— Start of DATASET EXTRACT —

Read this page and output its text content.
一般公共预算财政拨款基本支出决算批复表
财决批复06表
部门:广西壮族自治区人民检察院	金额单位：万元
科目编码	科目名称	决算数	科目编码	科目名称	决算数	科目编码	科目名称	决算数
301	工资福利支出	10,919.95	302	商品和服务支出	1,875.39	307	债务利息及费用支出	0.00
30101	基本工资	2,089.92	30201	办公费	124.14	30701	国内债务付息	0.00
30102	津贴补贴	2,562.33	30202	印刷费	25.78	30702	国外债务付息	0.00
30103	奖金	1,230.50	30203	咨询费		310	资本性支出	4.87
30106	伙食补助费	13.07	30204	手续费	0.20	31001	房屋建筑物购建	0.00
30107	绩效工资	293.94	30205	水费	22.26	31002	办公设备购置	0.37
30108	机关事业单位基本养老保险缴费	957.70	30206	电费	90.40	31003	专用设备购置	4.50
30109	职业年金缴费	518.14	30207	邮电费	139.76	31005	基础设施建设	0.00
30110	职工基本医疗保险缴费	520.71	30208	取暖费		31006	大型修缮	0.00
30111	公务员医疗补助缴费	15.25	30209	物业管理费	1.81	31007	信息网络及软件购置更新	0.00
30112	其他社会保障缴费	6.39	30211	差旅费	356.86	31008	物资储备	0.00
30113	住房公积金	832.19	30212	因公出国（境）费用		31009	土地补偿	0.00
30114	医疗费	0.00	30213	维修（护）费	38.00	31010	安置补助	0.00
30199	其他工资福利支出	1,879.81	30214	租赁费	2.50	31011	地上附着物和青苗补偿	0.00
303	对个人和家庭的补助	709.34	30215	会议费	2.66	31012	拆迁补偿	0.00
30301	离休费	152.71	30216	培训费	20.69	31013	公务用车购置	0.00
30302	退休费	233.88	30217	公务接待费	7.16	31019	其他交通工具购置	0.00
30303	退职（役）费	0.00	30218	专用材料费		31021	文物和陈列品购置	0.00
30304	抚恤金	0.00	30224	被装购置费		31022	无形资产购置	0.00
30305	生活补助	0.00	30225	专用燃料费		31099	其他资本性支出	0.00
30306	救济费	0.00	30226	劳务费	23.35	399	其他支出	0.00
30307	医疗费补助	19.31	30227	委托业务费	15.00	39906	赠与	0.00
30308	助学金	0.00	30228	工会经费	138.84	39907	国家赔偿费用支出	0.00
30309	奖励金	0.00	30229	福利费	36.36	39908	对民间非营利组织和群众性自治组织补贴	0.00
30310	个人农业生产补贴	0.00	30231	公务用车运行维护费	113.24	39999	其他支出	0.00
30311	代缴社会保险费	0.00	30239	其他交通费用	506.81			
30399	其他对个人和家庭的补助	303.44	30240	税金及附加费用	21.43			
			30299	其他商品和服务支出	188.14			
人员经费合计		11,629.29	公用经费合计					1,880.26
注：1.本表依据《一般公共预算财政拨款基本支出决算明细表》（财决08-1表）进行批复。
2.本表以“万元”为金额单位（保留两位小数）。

— End of DATASET EXTRACT —

Locate and copy each line in the data above that includes the word "其他支出".

30306	救济费	0.00	30226	劳务费	23.35	399	其他支出	0.00
30310	个人农业生产补贴	0.00	30231	公务用车运行维护费	113.24	39999	其他支出	0.00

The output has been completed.